Goal →
No images are to be carried over; print all other material exactly as it stands.

Data records →
*-*-*

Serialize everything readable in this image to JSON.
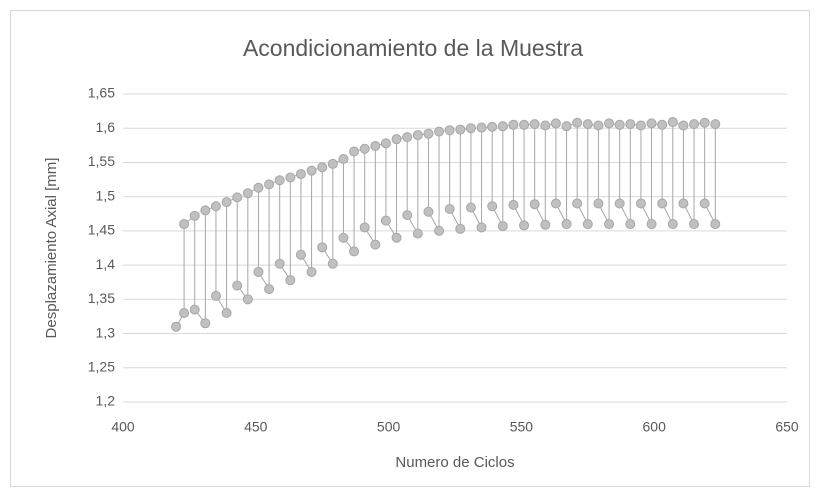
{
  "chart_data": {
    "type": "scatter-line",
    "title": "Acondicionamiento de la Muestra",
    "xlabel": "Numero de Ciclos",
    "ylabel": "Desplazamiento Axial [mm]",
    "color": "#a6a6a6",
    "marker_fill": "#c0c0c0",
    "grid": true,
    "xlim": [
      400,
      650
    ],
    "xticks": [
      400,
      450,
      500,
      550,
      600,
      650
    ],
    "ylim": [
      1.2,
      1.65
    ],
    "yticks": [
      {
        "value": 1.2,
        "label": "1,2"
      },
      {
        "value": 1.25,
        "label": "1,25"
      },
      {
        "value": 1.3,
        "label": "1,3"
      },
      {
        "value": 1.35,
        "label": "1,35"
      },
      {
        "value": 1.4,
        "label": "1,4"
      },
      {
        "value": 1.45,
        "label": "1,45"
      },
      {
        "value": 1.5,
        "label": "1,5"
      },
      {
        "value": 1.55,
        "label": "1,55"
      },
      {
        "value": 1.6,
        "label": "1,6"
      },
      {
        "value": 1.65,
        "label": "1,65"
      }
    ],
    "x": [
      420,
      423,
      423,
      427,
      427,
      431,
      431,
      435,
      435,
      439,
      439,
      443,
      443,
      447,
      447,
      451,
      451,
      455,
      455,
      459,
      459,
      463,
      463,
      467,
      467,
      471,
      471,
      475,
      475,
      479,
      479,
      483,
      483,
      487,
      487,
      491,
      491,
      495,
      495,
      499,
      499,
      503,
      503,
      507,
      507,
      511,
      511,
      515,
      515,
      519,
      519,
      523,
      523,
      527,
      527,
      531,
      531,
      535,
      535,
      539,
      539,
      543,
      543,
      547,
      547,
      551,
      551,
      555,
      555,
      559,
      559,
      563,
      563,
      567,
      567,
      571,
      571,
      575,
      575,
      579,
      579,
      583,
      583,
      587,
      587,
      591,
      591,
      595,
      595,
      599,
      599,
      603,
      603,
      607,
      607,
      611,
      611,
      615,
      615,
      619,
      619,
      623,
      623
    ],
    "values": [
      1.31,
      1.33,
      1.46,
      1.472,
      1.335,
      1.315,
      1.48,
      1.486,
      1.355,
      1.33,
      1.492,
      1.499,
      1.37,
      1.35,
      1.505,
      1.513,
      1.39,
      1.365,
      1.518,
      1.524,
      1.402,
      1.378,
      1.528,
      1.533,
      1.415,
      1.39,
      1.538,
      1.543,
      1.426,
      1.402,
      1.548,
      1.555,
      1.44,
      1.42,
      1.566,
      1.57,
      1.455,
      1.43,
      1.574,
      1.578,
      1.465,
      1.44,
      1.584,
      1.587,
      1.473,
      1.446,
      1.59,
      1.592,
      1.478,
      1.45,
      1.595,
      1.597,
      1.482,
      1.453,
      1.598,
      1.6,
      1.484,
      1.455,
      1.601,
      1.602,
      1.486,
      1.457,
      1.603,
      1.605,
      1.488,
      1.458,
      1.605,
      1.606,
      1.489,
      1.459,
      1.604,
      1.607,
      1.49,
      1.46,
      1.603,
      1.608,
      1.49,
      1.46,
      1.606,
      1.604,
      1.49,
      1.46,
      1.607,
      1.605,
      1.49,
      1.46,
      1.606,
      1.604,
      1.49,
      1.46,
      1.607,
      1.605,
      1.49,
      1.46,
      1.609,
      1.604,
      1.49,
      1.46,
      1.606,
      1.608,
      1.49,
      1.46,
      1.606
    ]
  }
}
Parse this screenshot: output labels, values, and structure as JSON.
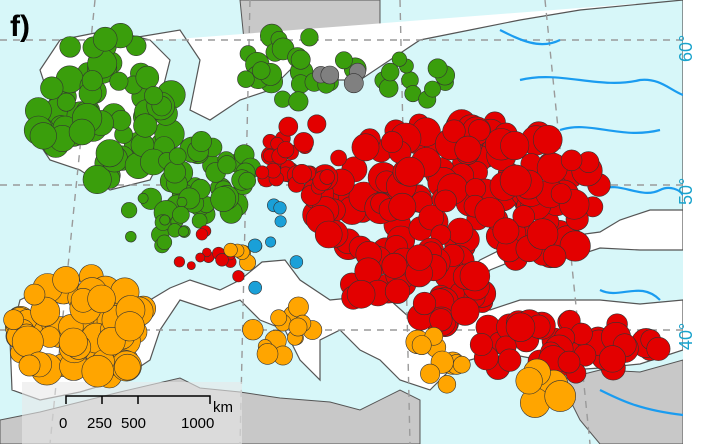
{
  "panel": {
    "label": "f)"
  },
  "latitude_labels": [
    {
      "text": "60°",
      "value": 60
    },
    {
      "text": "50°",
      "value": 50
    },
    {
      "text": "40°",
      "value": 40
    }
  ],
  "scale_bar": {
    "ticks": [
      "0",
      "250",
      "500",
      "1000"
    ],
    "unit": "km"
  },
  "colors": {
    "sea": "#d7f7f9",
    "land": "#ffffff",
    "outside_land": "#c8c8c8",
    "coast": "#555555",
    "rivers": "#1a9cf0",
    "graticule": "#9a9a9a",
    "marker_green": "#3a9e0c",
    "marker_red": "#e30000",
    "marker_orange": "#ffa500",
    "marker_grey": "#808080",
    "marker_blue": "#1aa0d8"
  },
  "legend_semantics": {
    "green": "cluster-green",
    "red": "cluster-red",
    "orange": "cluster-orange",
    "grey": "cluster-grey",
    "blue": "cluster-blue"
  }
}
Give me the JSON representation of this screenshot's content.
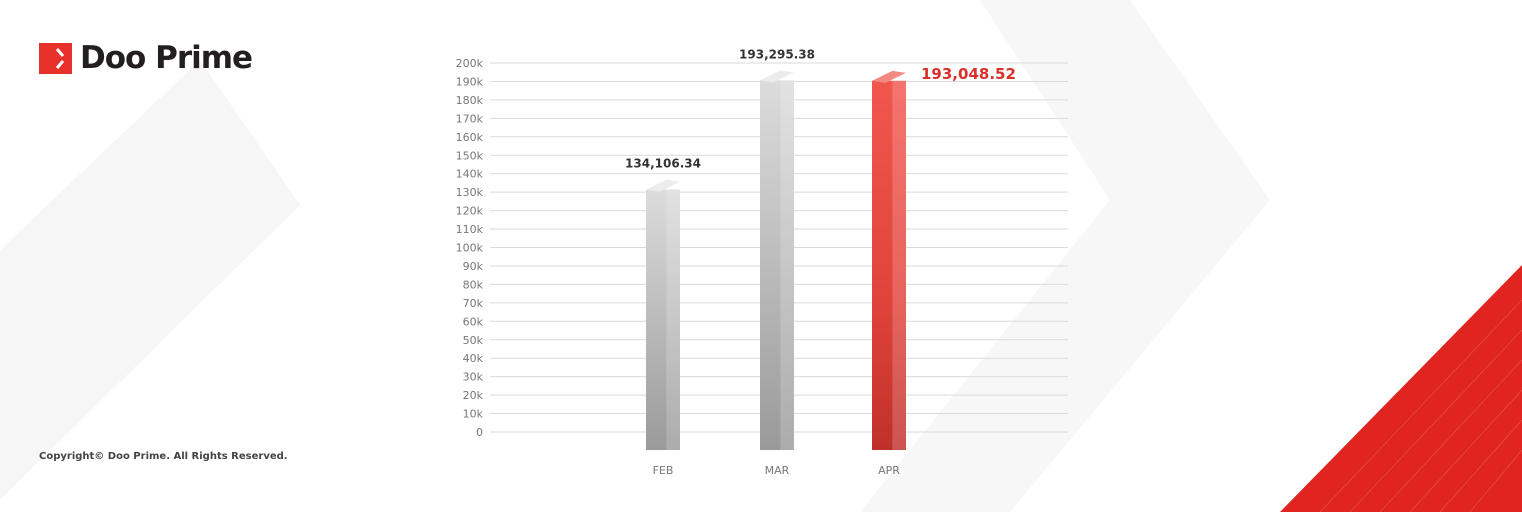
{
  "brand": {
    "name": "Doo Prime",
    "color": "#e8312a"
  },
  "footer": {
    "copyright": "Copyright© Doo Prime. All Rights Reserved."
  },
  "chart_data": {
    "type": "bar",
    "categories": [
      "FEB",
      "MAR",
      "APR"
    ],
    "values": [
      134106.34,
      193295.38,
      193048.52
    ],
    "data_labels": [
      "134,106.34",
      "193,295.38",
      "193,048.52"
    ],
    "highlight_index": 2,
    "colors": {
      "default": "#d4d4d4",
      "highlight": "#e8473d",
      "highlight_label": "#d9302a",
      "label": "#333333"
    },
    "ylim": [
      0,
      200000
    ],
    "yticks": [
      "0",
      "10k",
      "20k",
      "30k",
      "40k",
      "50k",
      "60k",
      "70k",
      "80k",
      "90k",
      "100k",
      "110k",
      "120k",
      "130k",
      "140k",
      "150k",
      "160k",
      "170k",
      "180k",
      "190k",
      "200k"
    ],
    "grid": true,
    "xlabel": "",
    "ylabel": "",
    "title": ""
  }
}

*-*-*

Worked answer →
Serialize everything readable in this image to JSON.
{
  "chart_data": {
    "type": "scatter-line",
    "title": "Acondicionamiento de la Muestra",
    "xlabel": "Numero de Ciclos",
    "ylabel": "Desplazamiento Axial [mm]",
    "color": "#a6a6a6",
    "marker_fill": "#c0c0c0",
    "grid": true,
    "xlim": [
      400,
      650
    ],
    "xticks": [
      400,
      450,
      500,
      550,
      600,
      650
    ],
    "ylim": [
      1.2,
      1.65
    ],
    "yticks": [
      {
        "value": 1.2,
        "label": "1,2"
      },
      {
        "value": 1.25,
        "label": "1,25"
      },
      {
        "value": 1.3,
        "label": "1,3"
      },
      {
        "value": 1.35,
        "label": "1,35"
      },
      {
        "value": 1.4,
        "label": "1,4"
      },
      {
        "value": 1.45,
        "label": "1,45"
      },
      {
        "value": 1.5,
        "label": "1,5"
      },
      {
        "value": 1.55,
        "label": "1,55"
      },
      {
        "value": 1.6,
        "label": "1,6"
      },
      {
        "value": 1.65,
        "label": "1,65"
      }
    ],
    "x": [
      420,
      423,
      423,
      427,
      427,
      431,
      431,
      435,
      435,
      439,
      439,
      443,
      443,
      447,
      447,
      451,
      451,
      455,
      455,
      459,
      459,
      463,
      463,
      467,
      467,
      471,
      471,
      475,
      475,
      479,
      479,
      483,
      483,
      487,
      487,
      491,
      491,
      495,
      495,
      499,
      499,
      503,
      503,
      507,
      507,
      511,
      511,
      515,
      515,
      519,
      519,
      523,
      523,
      527,
      527,
      531,
      531,
      535,
      535,
      539,
      539,
      543,
      543,
      547,
      547,
      551,
      551,
      555,
      555,
      559,
      559,
      563,
      563,
      567,
      567,
      571,
      571,
      575,
      575,
      579,
      579,
      583,
      583,
      587,
      587,
      591,
      591,
      595,
      595,
      599,
      599,
      603,
      603,
      607,
      607,
      611,
      611,
      615,
      615,
      619,
      619,
      623,
      623
    ],
    "values": [
      1.31,
      1.33,
      1.46,
      1.472,
      1.335,
      1.315,
      1.48,
      1.486,
      1.355,
      1.33,
      1.492,
      1.499,
      1.37,
      1.35,
      1.505,
      1.513,
      1.39,
      1.365,
      1.518,
      1.524,
      1.402,
      1.378,
      1.528,
      1.533,
      1.415,
      1.39,
      1.538,
      1.543,
      1.426,
      1.402,
      1.548,
      1.555,
      1.44,
      1.42,
      1.566,
      1.57,
      1.455,
      1.43,
      1.574,
      1.578,
      1.465,
      1.44,
      1.584,
      1.587,
      1.473,
      1.446,
      1.59,
      1.592,
      1.478,
      1.45,
      1.595,
      1.597,
      1.482,
      1.453,
      1.598,
      1.6,
      1.484,
      1.455,
      1.601,
      1.602,
      1.486,
      1.457,
      1.603,
      1.605,
      1.488,
      1.458,
      1.605,
      1.606,
      1.489,
      1.459,
      1.604,
      1.607,
      1.49,
      1.46,
      1.603,
      1.608,
      1.49,
      1.46,
      1.606,
      1.604,
      1.49,
      1.46,
      1.607,
      1.605,
      1.49,
      1.46,
      1.606,
      1.604,
      1.49,
      1.46,
      1.607,
      1.605,
      1.49,
      1.46,
      1.609,
      1.604,
      1.49,
      1.46,
      1.606,
      1.608,
      1.49,
      1.46,
      1.606
    ]
  }
}
Parse this screenshot: output labels, values, and structure as JSON.
{
  "panel": {
    "label": "f)"
  },
  "latitude_labels": [
    {
      "text": "60°",
      "value": 60
    },
    {
      "text": "50°",
      "value": 50
    },
    {
      "text": "40°",
      "value": 40
    }
  ],
  "scale_bar": {
    "ticks": [
      "0",
      "250",
      "500",
      "1000"
    ],
    "unit": "km"
  },
  "colors": {
    "sea": "#d7f7f9",
    "land": "#ffffff",
    "outside_land": "#c8c8c8",
    "coast": "#555555",
    "rivers": "#1a9cf0",
    "graticule": "#9a9a9a",
    "marker_green": "#3a9e0c",
    "marker_red": "#e30000",
    "marker_orange": "#ffa500",
    "marker_grey": "#808080",
    "marker_blue": "#1aa0d8"
  },
  "legend_semantics": {
    "green": "cluster-green",
    "red": "cluster-red",
    "orange": "cluster-orange",
    "grey": "cluster-grey",
    "blue": "cluster-blue"
  }
}
Give me the JSON representation of this screenshot's content.
{
  "brand": {
    "name": "Doo Prime",
    "color": "#e8312a"
  },
  "footer": {
    "copyright": "Copyright© Doo Prime. All Rights Reserved."
  },
  "chart_data": {
    "type": "bar",
    "categories": [
      "FEB",
      "MAR",
      "APR"
    ],
    "values": [
      134106.34,
      193295.38,
      193048.52
    ],
    "data_labels": [
      "134,106.34",
      "193,295.38",
      "193,048.52"
    ],
    "highlight_index": 2,
    "colors": {
      "default": "#d4d4d4",
      "highlight": "#e8473d",
      "highlight_label": "#d9302a",
      "label": "#333333"
    },
    "ylim": [
      0,
      200000
    ],
    "yticks": [
      "0",
      "10k",
      "20k",
      "30k",
      "40k",
      "50k",
      "60k",
      "70k",
      "80k",
      "90k",
      "100k",
      "110k",
      "120k",
      "130k",
      "140k",
      "150k",
      "160k",
      "170k",
      "180k",
      "190k",
      "200k"
    ],
    "grid": true,
    "xlabel": "",
    "ylabel": "",
    "title": ""
  }
}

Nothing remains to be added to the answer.